EXTRACTED INFORMATION -
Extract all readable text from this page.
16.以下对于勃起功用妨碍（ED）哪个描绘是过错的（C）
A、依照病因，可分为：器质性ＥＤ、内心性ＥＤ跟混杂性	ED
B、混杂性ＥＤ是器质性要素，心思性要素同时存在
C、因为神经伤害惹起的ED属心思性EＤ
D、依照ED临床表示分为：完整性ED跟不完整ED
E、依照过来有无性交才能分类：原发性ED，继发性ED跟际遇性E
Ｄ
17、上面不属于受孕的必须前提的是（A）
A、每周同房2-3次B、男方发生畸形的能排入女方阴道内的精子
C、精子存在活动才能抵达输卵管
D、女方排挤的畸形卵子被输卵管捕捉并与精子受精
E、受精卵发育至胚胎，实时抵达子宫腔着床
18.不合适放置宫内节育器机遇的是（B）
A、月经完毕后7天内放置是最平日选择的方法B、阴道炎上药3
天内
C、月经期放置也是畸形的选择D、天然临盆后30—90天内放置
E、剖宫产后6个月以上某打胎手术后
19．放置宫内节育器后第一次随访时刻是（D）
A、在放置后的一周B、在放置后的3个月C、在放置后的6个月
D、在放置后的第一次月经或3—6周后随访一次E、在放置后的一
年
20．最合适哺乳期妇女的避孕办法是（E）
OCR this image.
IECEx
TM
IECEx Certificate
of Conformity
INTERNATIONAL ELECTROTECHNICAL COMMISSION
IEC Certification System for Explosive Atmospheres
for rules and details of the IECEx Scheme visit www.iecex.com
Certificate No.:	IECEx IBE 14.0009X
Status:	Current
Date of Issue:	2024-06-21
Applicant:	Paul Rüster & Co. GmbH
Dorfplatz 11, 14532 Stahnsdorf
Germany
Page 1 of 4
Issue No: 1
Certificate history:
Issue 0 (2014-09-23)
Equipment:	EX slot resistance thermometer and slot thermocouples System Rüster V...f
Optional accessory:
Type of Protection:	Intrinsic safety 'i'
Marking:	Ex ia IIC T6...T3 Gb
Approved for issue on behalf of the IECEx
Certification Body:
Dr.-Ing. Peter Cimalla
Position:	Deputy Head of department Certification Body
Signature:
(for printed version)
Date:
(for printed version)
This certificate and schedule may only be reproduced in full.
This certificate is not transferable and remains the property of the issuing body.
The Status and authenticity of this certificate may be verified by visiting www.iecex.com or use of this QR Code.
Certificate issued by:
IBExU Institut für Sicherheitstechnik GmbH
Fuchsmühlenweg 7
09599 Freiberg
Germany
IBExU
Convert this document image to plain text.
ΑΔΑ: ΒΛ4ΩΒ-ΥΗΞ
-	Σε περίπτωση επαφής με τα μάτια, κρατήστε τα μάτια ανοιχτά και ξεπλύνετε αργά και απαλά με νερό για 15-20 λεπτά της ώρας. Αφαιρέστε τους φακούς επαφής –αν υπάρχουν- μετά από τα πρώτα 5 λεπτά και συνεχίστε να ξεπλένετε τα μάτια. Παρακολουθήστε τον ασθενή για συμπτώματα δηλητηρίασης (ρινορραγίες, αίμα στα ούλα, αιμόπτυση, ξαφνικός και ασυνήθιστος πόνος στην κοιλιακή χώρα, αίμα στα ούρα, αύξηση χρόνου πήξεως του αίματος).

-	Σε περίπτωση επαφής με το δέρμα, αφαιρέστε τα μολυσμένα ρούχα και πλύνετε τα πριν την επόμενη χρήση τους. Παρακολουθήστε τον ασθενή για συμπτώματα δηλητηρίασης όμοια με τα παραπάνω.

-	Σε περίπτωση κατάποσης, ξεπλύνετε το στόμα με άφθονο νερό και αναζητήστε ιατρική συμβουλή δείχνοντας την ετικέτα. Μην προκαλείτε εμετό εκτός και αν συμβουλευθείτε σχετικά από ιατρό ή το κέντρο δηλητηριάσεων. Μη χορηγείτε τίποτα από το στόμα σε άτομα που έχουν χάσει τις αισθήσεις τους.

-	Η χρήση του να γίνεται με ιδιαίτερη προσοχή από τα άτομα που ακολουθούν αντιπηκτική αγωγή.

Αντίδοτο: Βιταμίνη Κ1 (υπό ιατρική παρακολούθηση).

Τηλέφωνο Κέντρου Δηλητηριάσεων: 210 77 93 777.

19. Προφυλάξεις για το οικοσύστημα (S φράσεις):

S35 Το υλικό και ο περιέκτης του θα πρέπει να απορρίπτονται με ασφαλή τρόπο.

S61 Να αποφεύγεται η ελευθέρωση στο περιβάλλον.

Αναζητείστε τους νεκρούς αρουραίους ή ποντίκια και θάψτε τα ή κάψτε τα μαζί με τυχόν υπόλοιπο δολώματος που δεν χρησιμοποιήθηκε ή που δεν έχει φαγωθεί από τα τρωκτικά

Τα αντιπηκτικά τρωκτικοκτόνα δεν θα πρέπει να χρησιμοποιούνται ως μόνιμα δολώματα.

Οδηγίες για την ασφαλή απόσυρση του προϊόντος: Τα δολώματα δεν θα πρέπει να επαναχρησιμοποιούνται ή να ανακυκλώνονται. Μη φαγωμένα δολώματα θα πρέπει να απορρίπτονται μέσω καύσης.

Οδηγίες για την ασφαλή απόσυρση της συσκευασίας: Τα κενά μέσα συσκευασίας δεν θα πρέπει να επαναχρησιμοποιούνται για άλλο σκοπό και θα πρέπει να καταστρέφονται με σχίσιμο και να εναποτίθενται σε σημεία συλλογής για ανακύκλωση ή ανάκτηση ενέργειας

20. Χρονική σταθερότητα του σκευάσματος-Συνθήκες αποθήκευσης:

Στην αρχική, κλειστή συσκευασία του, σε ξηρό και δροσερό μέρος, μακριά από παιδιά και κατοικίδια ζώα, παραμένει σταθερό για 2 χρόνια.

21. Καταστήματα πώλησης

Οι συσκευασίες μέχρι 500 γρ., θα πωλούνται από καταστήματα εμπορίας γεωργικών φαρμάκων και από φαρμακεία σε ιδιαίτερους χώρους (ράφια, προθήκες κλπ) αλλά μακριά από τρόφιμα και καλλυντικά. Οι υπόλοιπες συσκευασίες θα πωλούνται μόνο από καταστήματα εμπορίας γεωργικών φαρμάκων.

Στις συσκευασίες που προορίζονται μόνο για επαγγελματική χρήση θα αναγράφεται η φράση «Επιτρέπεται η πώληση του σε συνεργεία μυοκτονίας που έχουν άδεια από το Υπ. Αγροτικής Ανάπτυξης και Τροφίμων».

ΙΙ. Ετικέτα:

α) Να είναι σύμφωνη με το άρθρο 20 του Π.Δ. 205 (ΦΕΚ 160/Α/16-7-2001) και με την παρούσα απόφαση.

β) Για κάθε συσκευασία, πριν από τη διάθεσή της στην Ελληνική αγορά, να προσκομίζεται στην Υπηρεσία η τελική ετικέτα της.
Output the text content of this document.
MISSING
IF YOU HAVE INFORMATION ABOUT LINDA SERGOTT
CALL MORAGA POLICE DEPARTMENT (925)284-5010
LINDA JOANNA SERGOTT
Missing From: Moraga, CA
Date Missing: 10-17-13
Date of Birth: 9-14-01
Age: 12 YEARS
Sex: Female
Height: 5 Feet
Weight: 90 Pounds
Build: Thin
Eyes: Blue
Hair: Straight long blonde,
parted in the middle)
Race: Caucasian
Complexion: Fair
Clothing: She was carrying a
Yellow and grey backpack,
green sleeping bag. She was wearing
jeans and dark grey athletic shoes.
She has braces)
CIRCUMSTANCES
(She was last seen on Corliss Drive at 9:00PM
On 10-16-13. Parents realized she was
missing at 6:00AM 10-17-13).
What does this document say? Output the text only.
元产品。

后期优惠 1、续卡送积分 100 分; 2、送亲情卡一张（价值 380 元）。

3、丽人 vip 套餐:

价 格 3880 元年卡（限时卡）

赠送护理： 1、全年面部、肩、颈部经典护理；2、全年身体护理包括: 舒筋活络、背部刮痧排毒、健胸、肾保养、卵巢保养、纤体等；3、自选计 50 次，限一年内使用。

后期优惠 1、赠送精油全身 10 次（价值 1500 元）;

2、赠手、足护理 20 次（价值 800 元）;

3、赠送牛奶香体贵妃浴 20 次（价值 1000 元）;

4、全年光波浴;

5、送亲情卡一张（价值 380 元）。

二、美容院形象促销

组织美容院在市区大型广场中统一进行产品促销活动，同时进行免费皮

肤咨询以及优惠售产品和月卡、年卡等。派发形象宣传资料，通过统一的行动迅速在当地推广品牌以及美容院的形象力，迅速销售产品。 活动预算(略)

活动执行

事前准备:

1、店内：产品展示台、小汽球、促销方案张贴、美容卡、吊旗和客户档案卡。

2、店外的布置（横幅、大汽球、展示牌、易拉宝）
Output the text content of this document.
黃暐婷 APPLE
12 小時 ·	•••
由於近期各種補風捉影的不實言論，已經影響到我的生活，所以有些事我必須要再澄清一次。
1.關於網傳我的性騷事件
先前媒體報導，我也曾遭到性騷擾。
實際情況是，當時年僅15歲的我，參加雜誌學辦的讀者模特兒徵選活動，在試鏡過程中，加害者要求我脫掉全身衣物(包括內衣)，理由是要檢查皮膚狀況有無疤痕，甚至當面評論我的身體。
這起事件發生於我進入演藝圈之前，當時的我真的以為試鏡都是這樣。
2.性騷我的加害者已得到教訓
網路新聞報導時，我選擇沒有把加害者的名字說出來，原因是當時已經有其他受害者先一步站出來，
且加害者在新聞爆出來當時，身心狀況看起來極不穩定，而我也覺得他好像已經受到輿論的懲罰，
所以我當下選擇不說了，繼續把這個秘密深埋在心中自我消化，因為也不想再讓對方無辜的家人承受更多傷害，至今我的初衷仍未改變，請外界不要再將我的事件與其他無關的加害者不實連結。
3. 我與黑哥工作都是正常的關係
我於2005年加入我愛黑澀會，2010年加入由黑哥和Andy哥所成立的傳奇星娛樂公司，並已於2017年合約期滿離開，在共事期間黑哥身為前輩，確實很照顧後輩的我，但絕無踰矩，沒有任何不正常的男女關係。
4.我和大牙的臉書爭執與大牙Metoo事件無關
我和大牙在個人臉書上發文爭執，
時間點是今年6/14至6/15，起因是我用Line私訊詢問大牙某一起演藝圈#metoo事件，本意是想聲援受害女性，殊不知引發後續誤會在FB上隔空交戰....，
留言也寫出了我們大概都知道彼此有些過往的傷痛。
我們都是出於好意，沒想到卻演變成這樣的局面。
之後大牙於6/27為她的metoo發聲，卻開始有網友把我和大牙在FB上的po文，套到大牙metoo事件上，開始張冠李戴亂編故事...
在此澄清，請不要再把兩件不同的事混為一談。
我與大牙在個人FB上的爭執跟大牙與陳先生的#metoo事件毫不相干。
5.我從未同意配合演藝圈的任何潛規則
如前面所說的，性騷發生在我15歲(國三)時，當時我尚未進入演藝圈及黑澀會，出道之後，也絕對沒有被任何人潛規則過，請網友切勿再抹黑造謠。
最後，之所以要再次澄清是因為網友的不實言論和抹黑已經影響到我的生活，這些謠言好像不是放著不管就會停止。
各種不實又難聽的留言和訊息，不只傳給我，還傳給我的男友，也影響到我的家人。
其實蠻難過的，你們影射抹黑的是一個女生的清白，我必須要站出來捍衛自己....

TO BE DONE -
Pull out every line above that holds the word "απορρίπτονται".

FULL RESPONSE -
S35 Το υλικό και ο περιέκτης του θα πρέπει να απορρίπτονται με ασφαλή τρόπο.
Οδηγίες για την ασφαλή απόσυρση του προϊόντος: Τα δολώματα δεν θα πρέπει να επαναχρησιμοποιούνται ή να ανακυκλώνονται. Μη φαγωμένα δολώματα θα πρέπει να απορρίπτονται μέσω καύσης.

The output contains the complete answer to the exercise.